**Your goal**
What number of lines hold the word "this"? State that number and nothing besides.

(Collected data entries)
----

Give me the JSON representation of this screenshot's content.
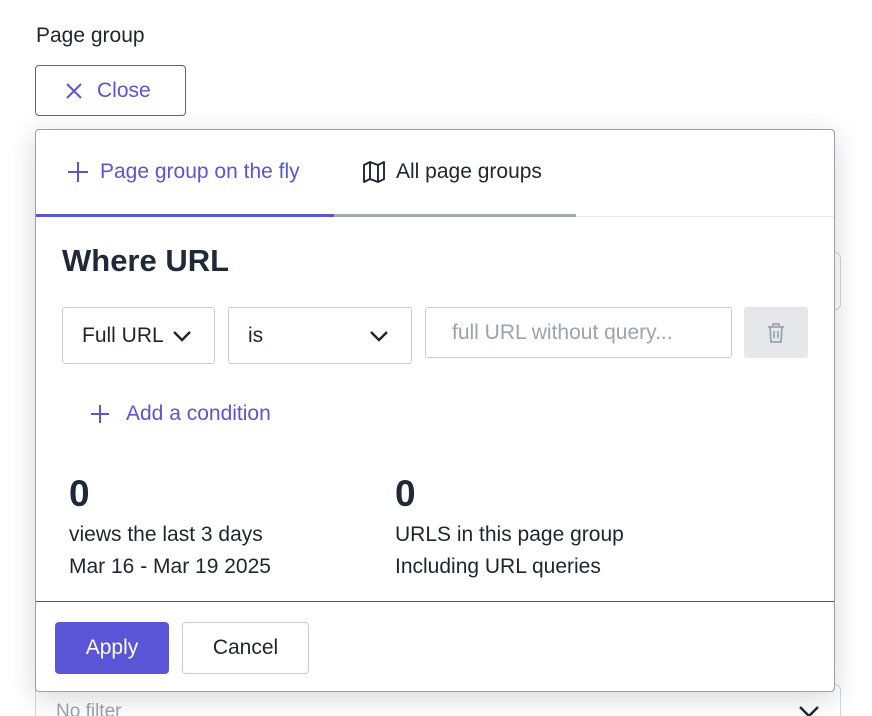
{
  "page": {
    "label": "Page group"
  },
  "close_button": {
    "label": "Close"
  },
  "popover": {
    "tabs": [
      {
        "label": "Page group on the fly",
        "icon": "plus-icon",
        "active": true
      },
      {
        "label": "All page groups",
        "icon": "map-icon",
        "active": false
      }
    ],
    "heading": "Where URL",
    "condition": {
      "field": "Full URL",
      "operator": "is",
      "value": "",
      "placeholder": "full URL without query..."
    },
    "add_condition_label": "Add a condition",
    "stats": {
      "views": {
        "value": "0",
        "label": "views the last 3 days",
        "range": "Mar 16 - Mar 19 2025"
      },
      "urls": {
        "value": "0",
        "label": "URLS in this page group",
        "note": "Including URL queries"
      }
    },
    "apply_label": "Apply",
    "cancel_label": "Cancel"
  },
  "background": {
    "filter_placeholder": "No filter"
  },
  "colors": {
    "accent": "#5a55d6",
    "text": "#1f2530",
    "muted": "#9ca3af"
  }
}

----

**Final result**
2